Exercise ▸ Each entry below must be repeated word for word.
+ + + + +
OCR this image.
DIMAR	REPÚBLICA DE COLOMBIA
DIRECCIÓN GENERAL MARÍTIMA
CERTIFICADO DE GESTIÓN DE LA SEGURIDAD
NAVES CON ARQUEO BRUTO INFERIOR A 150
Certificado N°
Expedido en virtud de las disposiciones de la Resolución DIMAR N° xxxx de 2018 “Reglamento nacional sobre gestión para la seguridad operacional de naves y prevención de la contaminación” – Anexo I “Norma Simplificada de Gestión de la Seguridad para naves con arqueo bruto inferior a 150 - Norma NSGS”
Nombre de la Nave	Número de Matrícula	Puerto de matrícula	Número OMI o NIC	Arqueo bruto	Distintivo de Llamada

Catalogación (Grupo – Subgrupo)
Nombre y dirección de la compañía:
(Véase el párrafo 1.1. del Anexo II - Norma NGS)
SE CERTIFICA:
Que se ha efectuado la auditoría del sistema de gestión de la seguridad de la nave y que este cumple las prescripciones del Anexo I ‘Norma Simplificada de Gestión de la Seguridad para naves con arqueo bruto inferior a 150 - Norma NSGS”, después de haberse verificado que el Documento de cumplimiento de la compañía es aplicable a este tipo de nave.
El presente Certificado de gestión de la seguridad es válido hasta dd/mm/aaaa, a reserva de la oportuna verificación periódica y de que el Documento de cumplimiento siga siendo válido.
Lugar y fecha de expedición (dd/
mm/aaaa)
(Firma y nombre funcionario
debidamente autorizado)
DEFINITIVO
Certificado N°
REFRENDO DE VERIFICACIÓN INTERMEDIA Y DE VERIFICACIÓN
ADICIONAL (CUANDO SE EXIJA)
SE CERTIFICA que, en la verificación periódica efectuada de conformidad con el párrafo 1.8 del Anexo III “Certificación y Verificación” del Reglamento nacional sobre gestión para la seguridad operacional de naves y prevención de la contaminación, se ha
+ + + + +
Task answer ▸
OCR this image.
DIMAR	REPÚBLICA DE COLOMBIA
DIRECCIÓN GENERAL MARÍTIMA
CERTIFICADO DE GESTIÓN DE LA SEGURIDAD
NAVES CON ARQUEO BRUTO INFERIOR A 150
Certificado N°
Expedido en virtud de las disposiciones de la Resolución DIMAR N° xxxx de 2018 “Reglamento nacional sobre gestión para la seguridad operacional de naves y prevención de la contaminación” – Anexo I “Norma Simplificada de Gestión de la Seguridad para naves con arqueo bruto inferior a 150 - Norma NSGS”
Nombre de la Nave	Número de Matrícula	Puerto de matrícula	Número OMI o NIC	Arqueo bruto	Distintivo de Llamada

Catalogación (Grupo – Subgrupo)
Nombre y dirección de la compañía:
(Véase el párrafo 1.1. del Anexo II - Norma NGS)
SE CERTIFICA:
Que se ha efectuado la auditoría del sistema de gestión de la seguridad de la nave y que este cumple las prescripciones del Anexo I ‘Norma Simplificada de Gestión de la Seguridad para naves con arqueo bruto inferior a 150 - Norma NSGS”, después de haberse verificado que el Documento de cumplimiento de la compañía es aplicable a este tipo de nave.
El presente Certificado de gestión de la seguridad es válido hasta dd/mm/aaaa, a reserva de la oportuna verificación periódica y de que el Documento de cumplimiento siga siendo válido.
Lugar y fecha de expedición (dd/
mm/aaaa)
(Firma y nombre funcionario
debidamente autorizado)
DEFINITIVO
Certificado N°
REFRENDO DE VERIFICACIÓN INTERMEDIA Y DE VERIFICACIÓN
ADICIONAL (CUANDO SE EXIJA)
SE CERTIFICA que, en la verificación periódica efectuada de conformidad con el párrafo 1.8 del Anexo III “Certificación y Verificación” del Reglamento nacional sobre gestión para la seguridad operacional de naves y prevención de la contaminación, se ha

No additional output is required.